Problem to solve - Return, word for word, every line that follows.

Collected data:

===============

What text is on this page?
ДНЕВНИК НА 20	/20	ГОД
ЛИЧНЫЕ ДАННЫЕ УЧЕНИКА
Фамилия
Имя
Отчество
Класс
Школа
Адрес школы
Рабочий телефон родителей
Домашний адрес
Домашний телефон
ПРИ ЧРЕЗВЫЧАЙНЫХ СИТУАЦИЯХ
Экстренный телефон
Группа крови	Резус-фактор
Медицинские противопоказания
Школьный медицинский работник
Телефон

===============

Answer to this problem -
What text is on this page?
ДНЕВНИК НА 20	/20	ГОД
ЛИЧНЫЕ ДАННЫЕ УЧЕНИКА
Фамилия
Имя
Отчество
Класс
Школа
Адрес школы
Рабочий телефон родителей
Домашний адрес
Домашний телефон
ПРИ ЧРЕЗВЫЧАЙНЫХ СИТУАЦИЯХ
Экстренный телефон
Группа крови	Резус-фактор
Медицинские противопоказания
Школьный медицинский работник
Телефон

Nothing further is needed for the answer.